Records shown:
———

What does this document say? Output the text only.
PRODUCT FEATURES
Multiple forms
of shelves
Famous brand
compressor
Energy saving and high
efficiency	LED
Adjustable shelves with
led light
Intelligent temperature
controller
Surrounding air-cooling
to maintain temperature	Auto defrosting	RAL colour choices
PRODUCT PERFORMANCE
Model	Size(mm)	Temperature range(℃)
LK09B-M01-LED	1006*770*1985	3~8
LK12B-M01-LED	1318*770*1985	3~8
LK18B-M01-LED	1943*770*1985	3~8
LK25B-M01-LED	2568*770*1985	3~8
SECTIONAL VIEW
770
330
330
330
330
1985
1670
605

———

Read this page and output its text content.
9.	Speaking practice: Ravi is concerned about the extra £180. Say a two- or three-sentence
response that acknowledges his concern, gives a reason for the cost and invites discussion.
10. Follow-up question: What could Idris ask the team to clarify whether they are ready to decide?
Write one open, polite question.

———

Exercise: From the entries, report each line that includes the word "What".

Result for this exercise:
What does this document say? Output the text only.
10. Follow-up question: What could Idris ask the team to clarify whether they are ready to decide?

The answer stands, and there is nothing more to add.